* Records for this exercise *

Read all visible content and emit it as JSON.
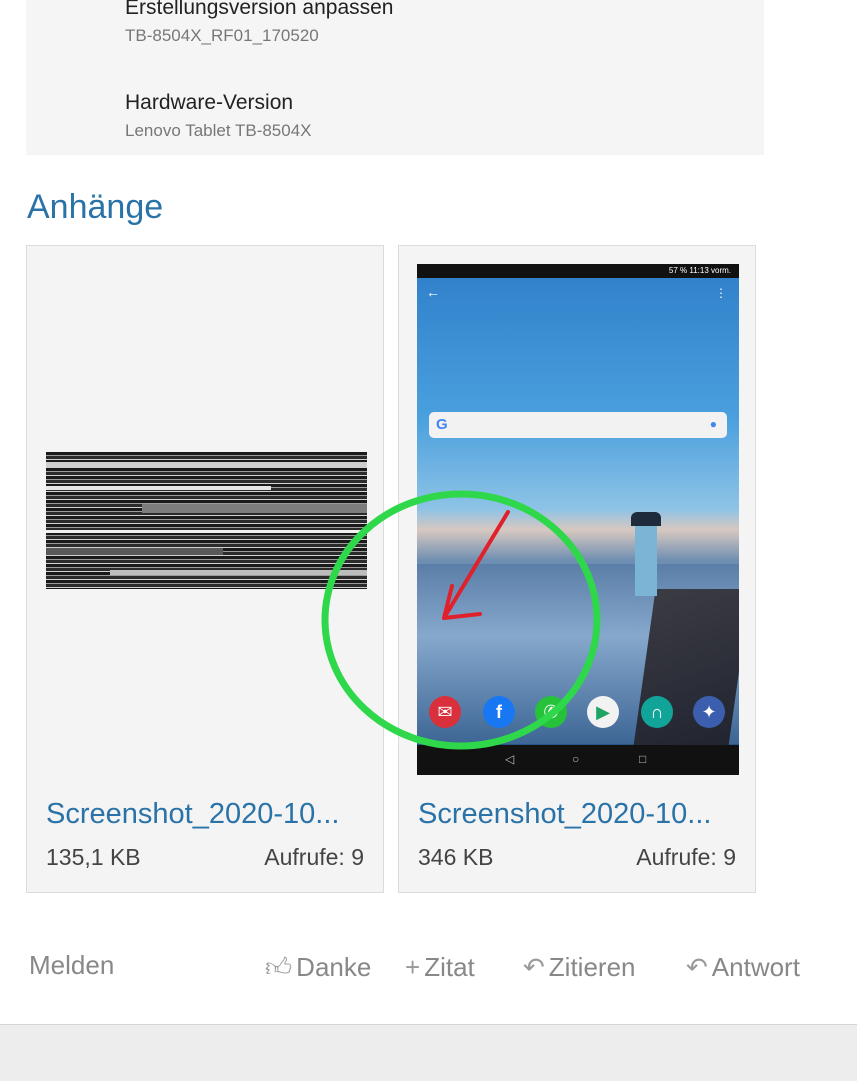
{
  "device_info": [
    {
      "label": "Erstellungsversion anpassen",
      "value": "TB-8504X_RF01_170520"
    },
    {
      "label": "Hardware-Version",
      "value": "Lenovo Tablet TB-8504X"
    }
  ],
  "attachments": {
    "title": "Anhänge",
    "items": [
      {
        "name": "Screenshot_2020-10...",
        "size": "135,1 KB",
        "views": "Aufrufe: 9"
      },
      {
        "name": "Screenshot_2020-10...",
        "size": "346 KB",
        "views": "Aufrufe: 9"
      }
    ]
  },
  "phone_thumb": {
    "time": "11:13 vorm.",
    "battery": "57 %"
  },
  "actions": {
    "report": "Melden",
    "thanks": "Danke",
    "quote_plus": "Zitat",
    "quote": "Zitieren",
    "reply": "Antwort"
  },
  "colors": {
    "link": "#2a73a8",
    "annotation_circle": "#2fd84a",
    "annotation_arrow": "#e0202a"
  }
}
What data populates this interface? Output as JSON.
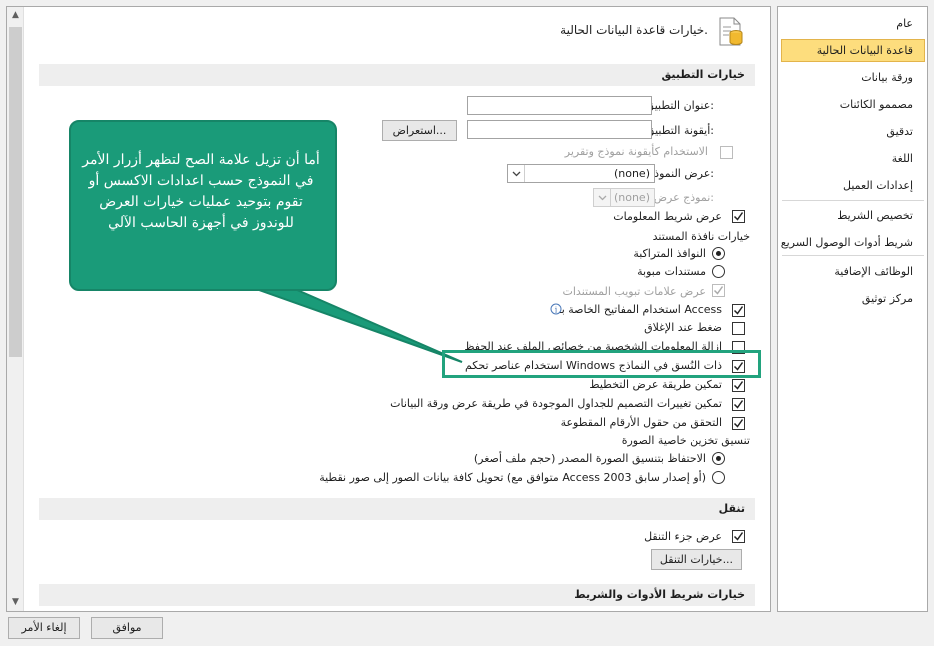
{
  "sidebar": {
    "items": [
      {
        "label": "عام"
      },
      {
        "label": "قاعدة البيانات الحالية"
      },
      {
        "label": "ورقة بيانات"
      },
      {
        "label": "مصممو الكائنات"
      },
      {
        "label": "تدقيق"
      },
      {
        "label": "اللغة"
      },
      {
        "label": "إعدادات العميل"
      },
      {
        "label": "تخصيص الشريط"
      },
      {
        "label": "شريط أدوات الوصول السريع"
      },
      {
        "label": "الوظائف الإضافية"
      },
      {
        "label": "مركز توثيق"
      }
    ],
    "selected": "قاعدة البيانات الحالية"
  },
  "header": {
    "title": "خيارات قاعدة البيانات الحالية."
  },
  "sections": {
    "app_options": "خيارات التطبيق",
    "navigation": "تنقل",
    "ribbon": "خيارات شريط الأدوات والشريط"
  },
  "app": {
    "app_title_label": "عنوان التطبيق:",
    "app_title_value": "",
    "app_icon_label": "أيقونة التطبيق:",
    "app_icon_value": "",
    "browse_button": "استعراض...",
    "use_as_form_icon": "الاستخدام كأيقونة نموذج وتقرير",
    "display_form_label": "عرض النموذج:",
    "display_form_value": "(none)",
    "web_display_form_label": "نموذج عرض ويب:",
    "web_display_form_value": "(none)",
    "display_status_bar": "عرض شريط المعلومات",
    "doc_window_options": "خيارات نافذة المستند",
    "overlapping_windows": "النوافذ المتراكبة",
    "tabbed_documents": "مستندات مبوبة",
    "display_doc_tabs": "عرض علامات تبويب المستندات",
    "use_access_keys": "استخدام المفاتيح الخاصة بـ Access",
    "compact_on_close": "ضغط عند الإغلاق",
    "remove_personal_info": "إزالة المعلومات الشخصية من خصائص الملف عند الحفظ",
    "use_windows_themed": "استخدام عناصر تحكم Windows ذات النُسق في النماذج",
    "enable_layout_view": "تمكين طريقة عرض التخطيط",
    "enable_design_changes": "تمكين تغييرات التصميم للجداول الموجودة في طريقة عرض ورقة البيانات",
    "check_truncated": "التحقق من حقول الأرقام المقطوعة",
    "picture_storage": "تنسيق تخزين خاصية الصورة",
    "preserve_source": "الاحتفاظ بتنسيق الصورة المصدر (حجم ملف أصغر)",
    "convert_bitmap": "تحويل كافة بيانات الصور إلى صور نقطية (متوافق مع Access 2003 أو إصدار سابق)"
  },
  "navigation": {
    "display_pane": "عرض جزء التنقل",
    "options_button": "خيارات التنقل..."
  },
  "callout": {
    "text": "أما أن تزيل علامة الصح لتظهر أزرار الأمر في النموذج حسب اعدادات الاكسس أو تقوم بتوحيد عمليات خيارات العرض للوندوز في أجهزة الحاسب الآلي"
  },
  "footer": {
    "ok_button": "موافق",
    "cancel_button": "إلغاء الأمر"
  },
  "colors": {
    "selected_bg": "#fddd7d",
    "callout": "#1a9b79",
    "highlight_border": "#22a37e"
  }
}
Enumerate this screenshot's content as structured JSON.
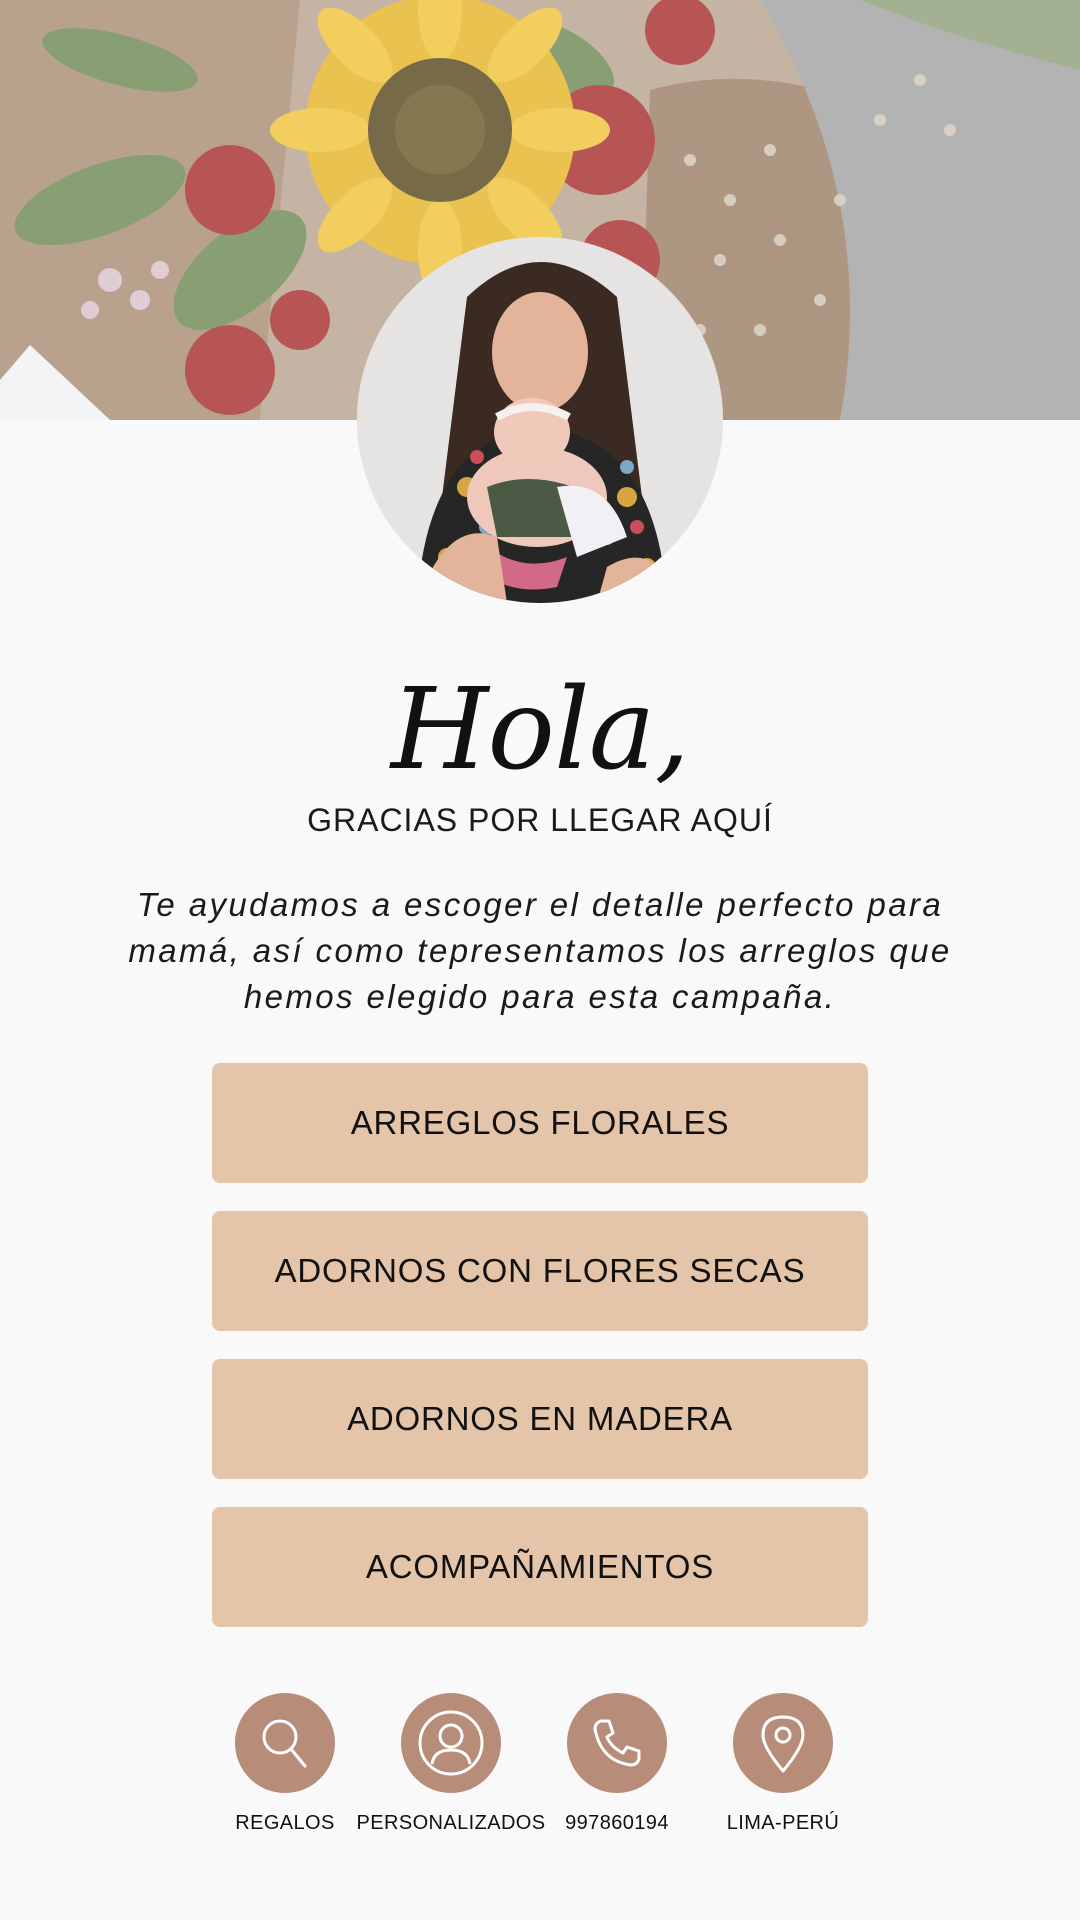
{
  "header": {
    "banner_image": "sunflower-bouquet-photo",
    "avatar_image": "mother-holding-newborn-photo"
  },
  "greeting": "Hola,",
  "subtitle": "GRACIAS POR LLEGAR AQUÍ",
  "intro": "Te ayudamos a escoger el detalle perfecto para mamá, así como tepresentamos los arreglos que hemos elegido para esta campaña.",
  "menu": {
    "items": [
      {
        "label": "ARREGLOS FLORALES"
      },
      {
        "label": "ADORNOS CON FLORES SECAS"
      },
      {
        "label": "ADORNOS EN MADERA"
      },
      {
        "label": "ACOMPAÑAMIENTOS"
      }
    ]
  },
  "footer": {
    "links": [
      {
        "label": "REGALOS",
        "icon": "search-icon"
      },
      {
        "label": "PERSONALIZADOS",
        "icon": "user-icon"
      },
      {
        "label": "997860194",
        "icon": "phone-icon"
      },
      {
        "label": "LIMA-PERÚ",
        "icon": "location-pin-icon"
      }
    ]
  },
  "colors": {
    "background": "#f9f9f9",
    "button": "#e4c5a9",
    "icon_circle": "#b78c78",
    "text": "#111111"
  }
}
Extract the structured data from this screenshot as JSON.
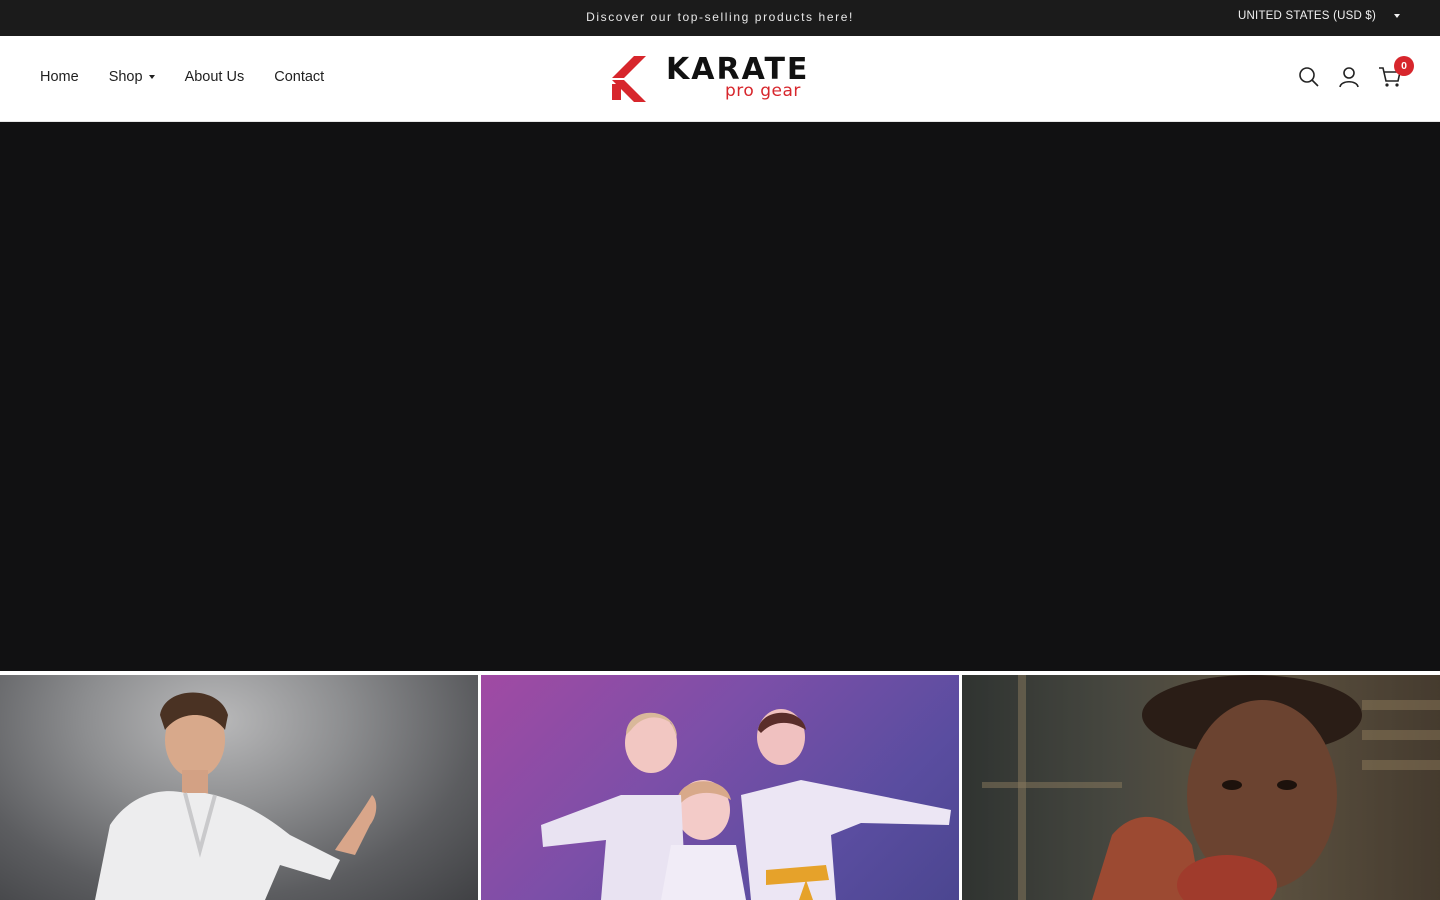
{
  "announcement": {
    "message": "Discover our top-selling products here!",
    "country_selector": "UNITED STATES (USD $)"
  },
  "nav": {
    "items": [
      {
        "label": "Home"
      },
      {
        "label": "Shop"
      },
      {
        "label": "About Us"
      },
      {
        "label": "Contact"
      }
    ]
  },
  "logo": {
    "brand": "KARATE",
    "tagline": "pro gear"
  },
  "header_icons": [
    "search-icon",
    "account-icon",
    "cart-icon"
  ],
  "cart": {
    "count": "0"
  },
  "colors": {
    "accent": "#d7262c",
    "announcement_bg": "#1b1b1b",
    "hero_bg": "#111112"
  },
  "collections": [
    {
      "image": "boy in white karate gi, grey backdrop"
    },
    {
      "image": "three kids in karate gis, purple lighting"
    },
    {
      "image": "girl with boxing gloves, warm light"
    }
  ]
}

* Do this *
Working from the material above, transcribe it exactly while omitting pictures.

* Exercise response *
Read all visible content and emit it as JSON.
{
  "device_info": [
    {
      "label": "Erstellungsversion anpassen",
      "value": "TB-8504X_RF01_170520"
    },
    {
      "label": "Hardware-Version",
      "value": "Lenovo Tablet TB-8504X"
    }
  ],
  "attachments": {
    "title": "Anhänge",
    "items": [
      {
        "name": "Screenshot_2020-10...",
        "size": "135,1 KB",
        "views": "Aufrufe: 9"
      },
      {
        "name": "Screenshot_2020-10...",
        "size": "346 KB",
        "views": "Aufrufe: 9"
      }
    ]
  },
  "phone_thumb": {
    "time": "11:13 vorm.",
    "battery": "57 %"
  },
  "actions": {
    "report": "Melden",
    "thanks": "Danke",
    "quote_plus": "Zitat",
    "quote": "Zitieren",
    "reply": "Antwort"
  },
  "colors": {
    "link": "#2a73a8",
    "annotation_circle": "#2fd84a",
    "annotation_arrow": "#e0202a"
  }
}
What data populates this interface? Output as JSON.
{
  "sidebar": {
    "items": [
      {
        "label": "عام"
      },
      {
        "label": "قاعدة البيانات الحالية"
      },
      {
        "label": "ورقة بيانات"
      },
      {
        "label": "مصممو الكائنات"
      },
      {
        "label": "تدقيق"
      },
      {
        "label": "اللغة"
      },
      {
        "label": "إعدادات العميل"
      },
      {
        "label": "تخصيص الشريط"
      },
      {
        "label": "شريط أدوات الوصول السريع"
      },
      {
        "label": "الوظائف الإضافية"
      },
      {
        "label": "مركز توثيق"
      }
    ],
    "selected": "قاعدة البيانات الحالية"
  },
  "header": {
    "title": "خيارات قاعدة البيانات الحالية."
  },
  "sections": {
    "app_options": "خيارات التطبيق",
    "navigation": "تنقل",
    "ribbon": "خيارات شريط الأدوات والشريط"
  },
  "app": {
    "app_title_label": "عنوان التطبيق:",
    "app_title_value": "",
    "app_icon_label": "أيقونة التطبيق:",
    "app_icon_value": "",
    "browse_button": "استعراض...",
    "use_as_form_icon": "الاستخدام كأيقونة نموذج وتقرير",
    "display_form_label": "عرض النموذج:",
    "display_form_value": "(none)",
    "web_display_form_label": "نموذج عرض ويب:",
    "web_display_form_value": "(none)",
    "display_status_bar": "عرض شريط المعلومات",
    "doc_window_options": "خيارات نافذة المستند",
    "overlapping_windows": "النوافذ المتراكبة",
    "tabbed_documents": "مستندات مبوبة",
    "display_doc_tabs": "عرض علامات تبويب المستندات",
    "use_access_keys": "استخدام المفاتيح الخاصة بـ Access",
    "compact_on_close": "ضغط عند الإغلاق",
    "remove_personal_info": "إزالة المعلومات الشخصية من خصائص الملف عند الحفظ",
    "use_windows_themed": "استخدام عناصر تحكم Windows ذات النُسق في النماذج",
    "enable_layout_view": "تمكين طريقة عرض التخطيط",
    "enable_design_changes": "تمكين تغييرات التصميم للجداول الموجودة في طريقة عرض ورقة البيانات",
    "check_truncated": "التحقق من حقول الأرقام المقطوعة",
    "picture_storage": "تنسيق تخزين خاصية الصورة",
    "preserve_source": "الاحتفاظ بتنسيق الصورة المصدر (حجم ملف أصغر)",
    "convert_bitmap": "تحويل كافة بيانات الصور إلى صور نقطية (متوافق مع Access 2003 أو إصدار سابق)"
  },
  "navigation": {
    "display_pane": "عرض جزء التنقل",
    "options_button": "خيارات التنقل..."
  },
  "callout": {
    "text": "أما أن تزيل علامة الصح لتظهر أزرار الأمر في النموذج حسب اعدادات الاكسس أو تقوم بتوحيد عمليات خيارات العرض للوندوز في أجهزة الحاسب الآلي"
  },
  "footer": {
    "ok_button": "موافق",
    "cancel_button": "إلغاء الأمر"
  },
  "colors": {
    "selected_bg": "#fddd7d",
    "callout": "#1a9b79",
    "highlight_border": "#22a37e"
  }
}
Enumerate this screenshot's content as structured JSON.
{
  "header": {
    "banner_image": "sunflower-bouquet-photo",
    "avatar_image": "mother-holding-newborn-photo"
  },
  "greeting": "Hola,",
  "subtitle": "GRACIAS POR LLEGAR AQUÍ",
  "intro": "Te ayudamos a escoger el detalle perfecto para mamá, así como tepresentamos los arreglos que hemos elegido para esta campaña.",
  "menu": {
    "items": [
      {
        "label": "ARREGLOS FLORALES"
      },
      {
        "label": "ADORNOS CON FLORES SECAS"
      },
      {
        "label": "ADORNOS EN MADERA"
      },
      {
        "label": "ACOMPAÑAMIENTOS"
      }
    ]
  },
  "footer": {
    "links": [
      {
        "label": "REGALOS",
        "icon": "search-icon"
      },
      {
        "label": "PERSONALIZADOS",
        "icon": "user-icon"
      },
      {
        "label": "997860194",
        "icon": "phone-icon"
      },
      {
        "label": "LIMA-PERÚ",
        "icon": "location-pin-icon"
      }
    ]
  },
  "colors": {
    "background": "#f9f9f9",
    "button": "#e4c5a9",
    "icon_circle": "#b78c78",
    "text": "#111111"
  }
}
Extract the structured data from this screenshot as JSON.
{
  "announcement": {
    "message": "Discover our top-selling products here!",
    "country_selector": "UNITED STATES (USD $)"
  },
  "nav": {
    "items": [
      {
        "label": "Home"
      },
      {
        "label": "Shop"
      },
      {
        "label": "About Us"
      },
      {
        "label": "Contact"
      }
    ]
  },
  "logo": {
    "brand": "KARATE",
    "tagline": "pro gear"
  },
  "header_icons": [
    "search-icon",
    "account-icon",
    "cart-icon"
  ],
  "cart": {
    "count": "0"
  },
  "colors": {
    "accent": "#d7262c",
    "announcement_bg": "#1b1b1b",
    "hero_bg": "#111112"
  },
  "collections": [
    {
      "image": "boy in white karate gi, grey backdrop"
    },
    {
      "image": "three kids in karate gis, purple lighting"
    },
    {
      "image": "girl with boxing gloves, warm light"
    }
  ]
}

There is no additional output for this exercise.